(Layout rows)

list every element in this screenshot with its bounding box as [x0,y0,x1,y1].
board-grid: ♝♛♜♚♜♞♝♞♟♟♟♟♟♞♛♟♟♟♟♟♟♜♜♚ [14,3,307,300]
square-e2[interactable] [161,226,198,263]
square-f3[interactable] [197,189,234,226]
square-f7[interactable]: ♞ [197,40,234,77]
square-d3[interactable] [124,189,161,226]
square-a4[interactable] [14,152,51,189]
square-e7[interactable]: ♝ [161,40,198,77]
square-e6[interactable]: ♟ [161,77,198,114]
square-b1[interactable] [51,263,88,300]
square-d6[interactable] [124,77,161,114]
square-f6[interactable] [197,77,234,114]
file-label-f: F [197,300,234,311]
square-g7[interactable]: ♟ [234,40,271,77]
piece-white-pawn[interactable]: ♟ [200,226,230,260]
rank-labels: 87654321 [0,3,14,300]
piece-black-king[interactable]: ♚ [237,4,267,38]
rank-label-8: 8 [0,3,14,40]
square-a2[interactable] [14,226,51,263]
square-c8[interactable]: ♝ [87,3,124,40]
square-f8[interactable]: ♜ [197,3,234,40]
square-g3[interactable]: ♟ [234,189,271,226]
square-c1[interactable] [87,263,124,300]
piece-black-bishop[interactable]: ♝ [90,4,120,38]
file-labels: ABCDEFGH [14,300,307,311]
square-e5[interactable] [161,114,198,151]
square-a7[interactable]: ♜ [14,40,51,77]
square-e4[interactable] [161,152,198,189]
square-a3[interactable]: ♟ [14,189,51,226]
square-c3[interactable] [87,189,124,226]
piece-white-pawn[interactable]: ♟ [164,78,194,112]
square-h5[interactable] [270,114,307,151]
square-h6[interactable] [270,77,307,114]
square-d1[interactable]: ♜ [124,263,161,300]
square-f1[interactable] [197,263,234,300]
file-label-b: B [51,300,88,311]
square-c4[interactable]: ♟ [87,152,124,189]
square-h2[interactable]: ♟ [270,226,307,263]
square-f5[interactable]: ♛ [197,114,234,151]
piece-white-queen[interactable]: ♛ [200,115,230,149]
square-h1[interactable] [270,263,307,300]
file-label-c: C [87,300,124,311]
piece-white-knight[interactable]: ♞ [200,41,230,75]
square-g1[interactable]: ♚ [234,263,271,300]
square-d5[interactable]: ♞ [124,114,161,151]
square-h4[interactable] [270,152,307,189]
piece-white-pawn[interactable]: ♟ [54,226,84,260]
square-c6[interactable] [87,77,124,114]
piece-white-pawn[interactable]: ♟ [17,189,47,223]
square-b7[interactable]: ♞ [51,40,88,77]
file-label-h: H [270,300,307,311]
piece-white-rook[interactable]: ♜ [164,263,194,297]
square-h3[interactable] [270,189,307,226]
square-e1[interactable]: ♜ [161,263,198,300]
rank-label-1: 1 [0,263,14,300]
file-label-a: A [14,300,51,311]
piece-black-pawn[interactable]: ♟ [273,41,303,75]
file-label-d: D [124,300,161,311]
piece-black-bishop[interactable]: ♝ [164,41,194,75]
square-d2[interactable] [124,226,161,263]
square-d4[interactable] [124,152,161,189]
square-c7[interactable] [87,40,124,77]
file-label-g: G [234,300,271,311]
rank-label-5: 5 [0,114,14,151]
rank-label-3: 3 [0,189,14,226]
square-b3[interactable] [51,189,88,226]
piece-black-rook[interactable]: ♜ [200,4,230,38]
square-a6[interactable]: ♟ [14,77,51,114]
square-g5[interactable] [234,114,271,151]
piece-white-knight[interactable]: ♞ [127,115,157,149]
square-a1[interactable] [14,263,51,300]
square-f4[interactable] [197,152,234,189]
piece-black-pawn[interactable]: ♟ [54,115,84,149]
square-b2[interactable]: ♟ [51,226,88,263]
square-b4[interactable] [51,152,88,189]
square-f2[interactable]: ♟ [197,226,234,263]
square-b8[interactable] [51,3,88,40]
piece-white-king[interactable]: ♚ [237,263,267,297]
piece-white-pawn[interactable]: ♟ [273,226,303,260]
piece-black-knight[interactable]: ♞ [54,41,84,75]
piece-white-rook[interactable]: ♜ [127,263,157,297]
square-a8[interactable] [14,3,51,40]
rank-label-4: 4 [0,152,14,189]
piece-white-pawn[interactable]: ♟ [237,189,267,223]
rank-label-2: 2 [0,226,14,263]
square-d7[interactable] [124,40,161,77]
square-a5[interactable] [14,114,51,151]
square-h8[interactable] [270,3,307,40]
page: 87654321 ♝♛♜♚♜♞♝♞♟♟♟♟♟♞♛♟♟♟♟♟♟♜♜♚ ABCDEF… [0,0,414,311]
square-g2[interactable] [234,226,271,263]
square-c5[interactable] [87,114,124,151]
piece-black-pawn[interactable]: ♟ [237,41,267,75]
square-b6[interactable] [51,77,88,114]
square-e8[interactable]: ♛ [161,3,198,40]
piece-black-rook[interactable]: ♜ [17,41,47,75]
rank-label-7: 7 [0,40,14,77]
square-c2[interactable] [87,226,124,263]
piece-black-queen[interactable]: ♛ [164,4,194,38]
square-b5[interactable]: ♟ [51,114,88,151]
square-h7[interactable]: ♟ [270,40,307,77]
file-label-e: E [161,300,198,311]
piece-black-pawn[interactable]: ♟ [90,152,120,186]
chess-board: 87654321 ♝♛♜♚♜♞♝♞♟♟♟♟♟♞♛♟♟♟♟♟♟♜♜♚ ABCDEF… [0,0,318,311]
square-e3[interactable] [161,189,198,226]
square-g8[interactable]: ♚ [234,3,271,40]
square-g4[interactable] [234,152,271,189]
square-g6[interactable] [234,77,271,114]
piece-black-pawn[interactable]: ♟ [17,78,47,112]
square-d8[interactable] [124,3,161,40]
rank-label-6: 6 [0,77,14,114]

# Goal
Rewrite all the rows above, changing "interactable" to "clickable" wherever it occurs and keeping everything else the same.

# Finished task
list every element in this screenshot with its bounding box as [x0,y0,x1,y1].
board-grid: ♝♛♜♚♜♞♝♞♟♟♟♟♟♞♛♟♟♟♟♟♟♜♜♚ [14,3,307,300]
square-e2[clickable] [161,226,198,263]
square-f3[clickable] [197,189,234,226]
square-f7[clickable]: ♞ [197,40,234,77]
square-d3[clickable] [124,189,161,226]
square-a4[clickable] [14,152,51,189]
square-e7[clickable]: ♝ [161,40,198,77]
square-e6[clickable]: ♟ [161,77,198,114]
square-b1[clickable] [51,263,88,300]
square-d6[clickable] [124,77,161,114]
square-f6[clickable] [197,77,234,114]
file-label-f: F [197,300,234,311]
square-g7[clickable]: ♟ [234,40,271,77]
piece-white-pawn[clickable]: ♟ [200,226,230,260]
rank-labels: 87654321 [0,3,14,300]
piece-black-king[clickable]: ♚ [237,4,267,38]
rank-label-8: 8 [0,3,14,40]
square-a2[clickable] [14,226,51,263]
square-c8[clickable]: ♝ [87,3,124,40]
square-f8[clickable]: ♜ [197,3,234,40]
square-g3[clickable]: ♟ [234,189,271,226]
square-c1[clickable] [87,263,124,300]
piece-black-bishop[clickable]: ♝ [90,4,120,38]
file-labels: ABCDEFGH [14,300,307,311]
square-e5[clickable] [161,114,198,151]
square-a7[clickable]: ♜ [14,40,51,77]
square-e4[clickable] [161,152,198,189]
square-a3[clickable]: ♟ [14,189,51,226]
square-c3[clickable] [87,189,124,226]
piece-white-pawn[clickable]: ♟ [164,78,194,112]
square-h5[clickable] [270,114,307,151]
square-h6[clickable] [270,77,307,114]
square-d1[clickable]: ♜ [124,263,161,300]
square-f1[clickable] [197,263,234,300]
file-label-b: B [51,300,88,311]
square-c4[clickable]: ♟ [87,152,124,189]
square-h2[clickable]: ♟ [270,226,307,263]
square-f5[clickable]: ♛ [197,114,234,151]
piece-white-queen[clickable]: ♛ [200,115,230,149]
square-h1[clickable] [270,263,307,300]
file-label-c: C [87,300,124,311]
piece-white-knight[clickable]: ♞ [200,41,230,75]
square-g1[clickable]: ♚ [234,263,271,300]
square-d5[clickable]: ♞ [124,114,161,151]
square-h4[clickable] [270,152,307,189]
piece-white-pawn[clickable]: ♟ [54,226,84,260]
square-c6[clickable] [87,77,124,114]
piece-white-pawn[clickable]: ♟ [17,189,47,223]
square-b7[clickable]: ♞ [51,40,88,77]
file-label-h: H [270,300,307,311]
piece-white-rook[clickable]: ♜ [164,263,194,297]
square-h3[clickable] [270,189,307,226]
square-e1[clickable]: ♜ [161,263,198,300]
rank-label-1: 1 [0,263,14,300]
file-label-a: A [14,300,51,311]
piece-black-pawn[clickable]: ♟ [273,41,303,75]
file-label-d: D [124,300,161,311]
piece-black-bishop[clickable]: ♝ [164,41,194,75]
square-d2[clickable] [124,226,161,263]
square-d4[clickable] [124,152,161,189]
square-c7[clickable] [87,40,124,77]
file-label-g: G [234,300,271,311]
rank-label-5: 5 [0,114,14,151]
rank-label-3: 3 [0,189,14,226]
square-b3[clickable] [51,189,88,226]
piece-black-rook[clickable]: ♜ [200,4,230,38]
square-a6[clickable]: ♟ [14,77,51,114]
square-g5[clickable] [234,114,271,151]
piece-white-knight[clickable]: ♞ [127,115,157,149]
square-a1[clickable] [14,263,51,300]
square-f4[clickable] [197,152,234,189]
piece-black-pawn[clickable]: ♟ [54,115,84,149]
square-b2[clickable]: ♟ [51,226,88,263]
square-b4[clickable] [51,152,88,189]
square-f2[clickable]: ♟ [197,226,234,263]
square-b8[clickable] [51,3,88,40]
piece-white-king[clickable]: ♚ [237,263,267,297]
piece-white-pawn[clickable]: ♟ [273,226,303,260]
piece-black-knight[clickable]: ♞ [54,41,84,75]
piece-white-rook[clickable]: ♜ [127,263,157,297]
square-a8[clickable] [14,3,51,40]
rank-label-4: 4 [0,152,14,189]
piece-white-pawn[clickable]: ♟ [237,189,267,223]
rank-label-2: 2 [0,226,14,263]
square-d7[clickable] [124,40,161,77]
square-a5[clickable] [14,114,51,151]
square-h8[clickable] [270,3,307,40]
page: 87654321 ♝♛♜♚♜♞♝♞♟♟♟♟♟♞♛♟♟♟♟♟♟♜♜♚ ABCDEF… [0,0,414,311]
square-g2[clickable] [234,226,271,263]
square-c5[clickable] [87,114,124,151]
piece-black-pawn[clickable]: ♟ [237,41,267,75]
square-b6[clickable] [51,77,88,114]
square-e8[clickable]: ♛ [161,3,198,40]
piece-black-rook[clickable]: ♜ [17,41,47,75]
rank-label-7: 7 [0,40,14,77]
square-c2[clickable] [87,226,124,263]
piece-black-queen[clickable]: ♛ [164,4,194,38]
square-b5[clickable]: ♟ [51,114,88,151]
square-h7[clickable]: ♟ [270,40,307,77]
file-label-e: E [161,300,198,311]
piece-black-pawn[clickable]: ♟ [90,152,120,186]
chess-board: 87654321 ♝♛♜♚♜♞♝♞♟♟♟♟♟♞♛♟♟♟♟♟♟♜♜♚ ABCDEF… [0,0,318,311]
square-e3[clickable] [161,189,198,226]
square-g8[clickable]: ♚ [234,3,271,40]
square-g4[clickable] [234,152,271,189]
square-g6[clickable] [234,77,271,114]
piece-black-pawn[clickable]: ♟ [17,78,47,112]
square-d8[clickable] [124,3,161,40]
rank-label-6: 6 [0,77,14,114]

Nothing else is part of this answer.